[start The data]

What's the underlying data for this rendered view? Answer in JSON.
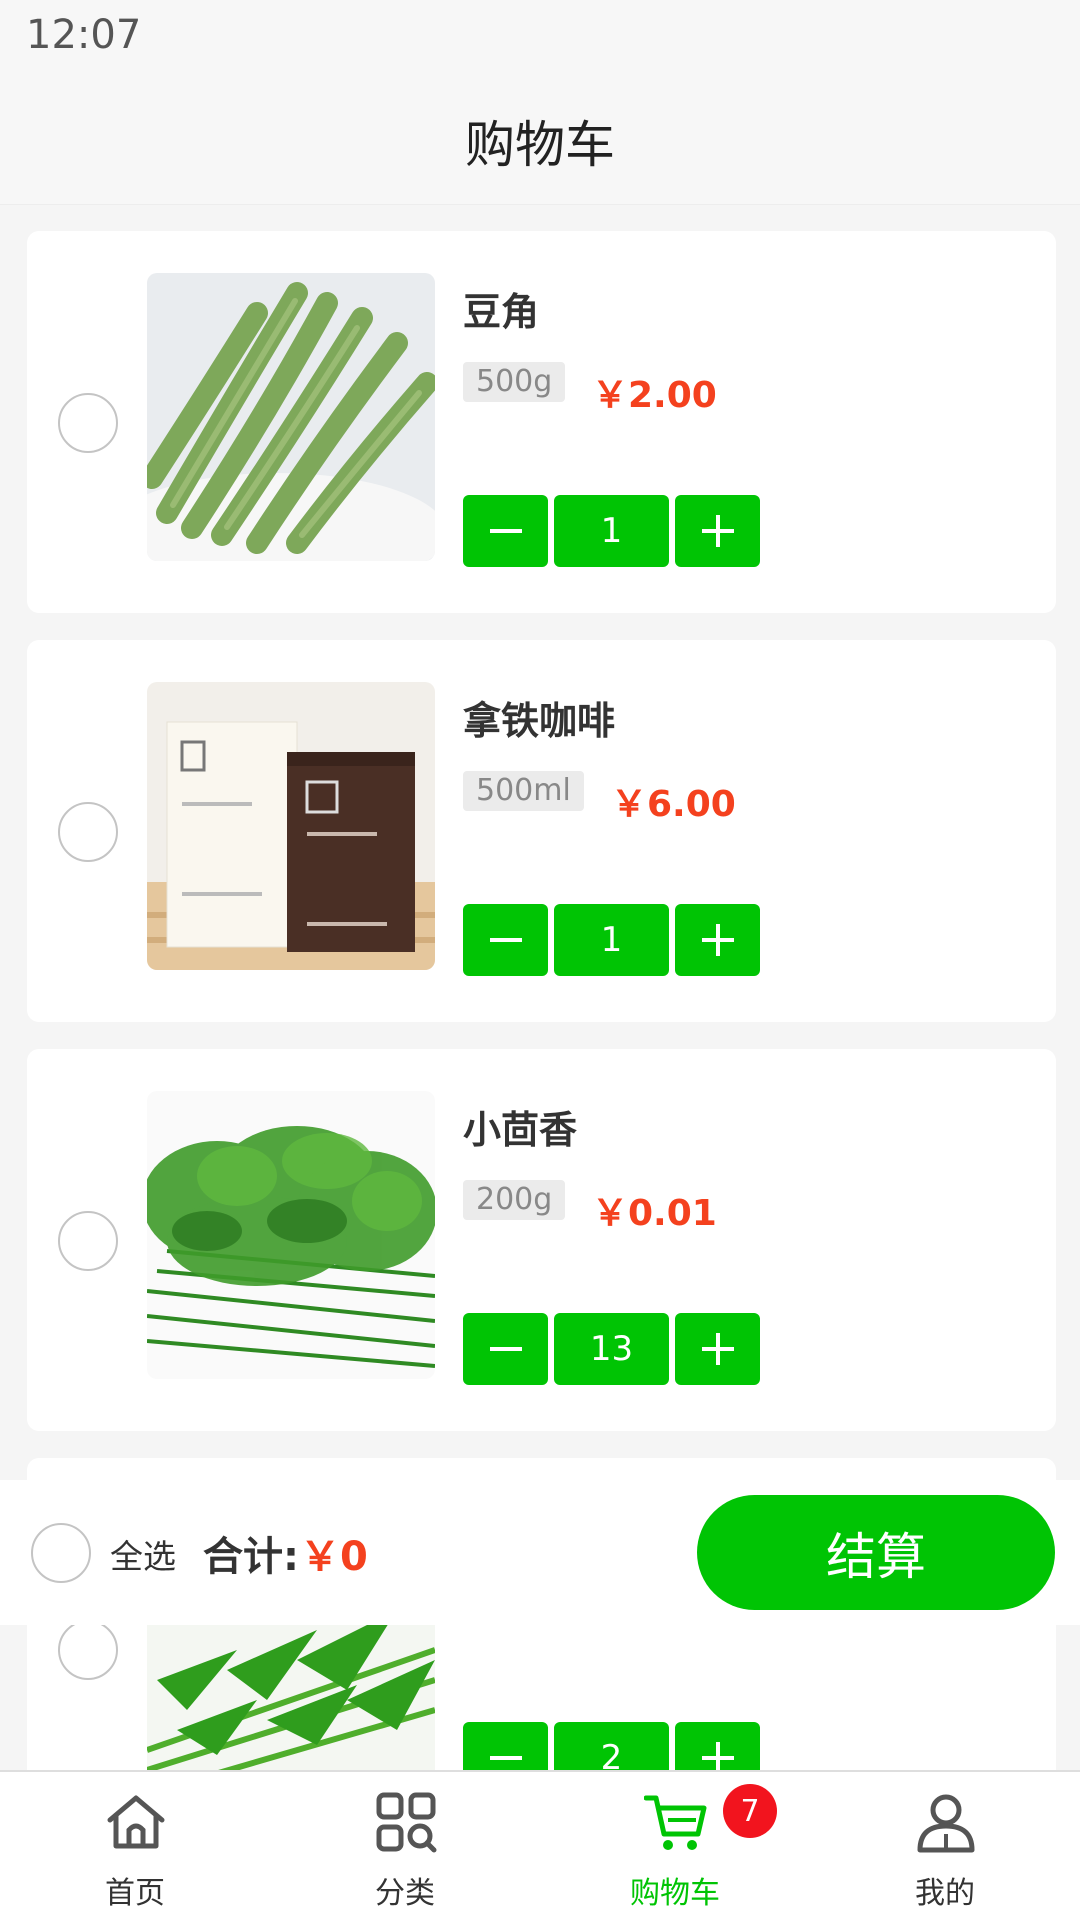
{
  "status_bar": {
    "time": "12:07"
  },
  "header": {
    "title": "购物车"
  },
  "colors": {
    "accent": "#00c404",
    "price": "#f4411e",
    "badge": "#f2141e"
  },
  "cart": {
    "items": [
      {
        "name": "豆角",
        "spec": "500g",
        "price": "￥2.00",
        "quantity": "1",
        "checked": false,
        "image": "green-beans"
      },
      {
        "name": "拿铁咖啡",
        "spec": "500ml",
        "price": "￥6.00",
        "quantity": "1",
        "checked": false,
        "image": "coffee-cartons"
      },
      {
        "name": "小茴香",
        "spec": "200g",
        "price": "￥0.01",
        "quantity": "13",
        "checked": false,
        "image": "fennel"
      },
      {
        "quantity": "2",
        "checked": false,
        "image": "water-spinach"
      }
    ]
  },
  "stepper": {
    "minus_icon": "minus-icon",
    "plus_icon": "plus-icon"
  },
  "checkout": {
    "select_all_label": "全选",
    "total_label": "合计:",
    "total_value": "￥0",
    "button_label": "结算"
  },
  "tabbar": {
    "tabs": [
      {
        "label": "首页",
        "icon": "home-icon"
      },
      {
        "label": "分类",
        "icon": "category-icon"
      },
      {
        "label": "购物车",
        "icon": "cart-icon",
        "active": true,
        "badge": "7"
      },
      {
        "label": "我的",
        "icon": "user-icon"
      }
    ]
  }
}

[end The data]

Go through the listing above and write it all out exactly, leaving out any picture.

Answer to this task:
What's the underlying data for this rendered view? Answer in JSON.
{
  "status_bar": {
    "time": "12:07"
  },
  "header": {
    "title": "购物车"
  },
  "colors": {
    "accent": "#00c404",
    "price": "#f4411e",
    "badge": "#f2141e"
  },
  "cart": {
    "items": [
      {
        "name": "豆角",
        "spec": "500g",
        "price": "￥2.00",
        "quantity": "1",
        "checked": false,
        "image": "green-beans"
      },
      {
        "name": "拿铁咖啡",
        "spec": "500ml",
        "price": "￥6.00",
        "quantity": "1",
        "checked": false,
        "image": "coffee-cartons"
      },
      {
        "name": "小茴香",
        "spec": "200g",
        "price": "￥0.01",
        "quantity": "13",
        "checked": false,
        "image": "fennel"
      },
      {
        "quantity": "2",
        "checked": false,
        "image": "water-spinach"
      }
    ]
  },
  "stepper": {
    "minus_icon": "minus-icon",
    "plus_icon": "plus-icon"
  },
  "checkout": {
    "select_all_label": "全选",
    "total_label": "合计:",
    "total_value": "￥0",
    "button_label": "结算"
  },
  "tabbar": {
    "tabs": [
      {
        "label": "首页",
        "icon": "home-icon"
      },
      {
        "label": "分类",
        "icon": "category-icon"
      },
      {
        "label": "购物车",
        "icon": "cart-icon",
        "active": true,
        "badge": "7"
      },
      {
        "label": "我的",
        "icon": "user-icon"
      }
    ]
  }
}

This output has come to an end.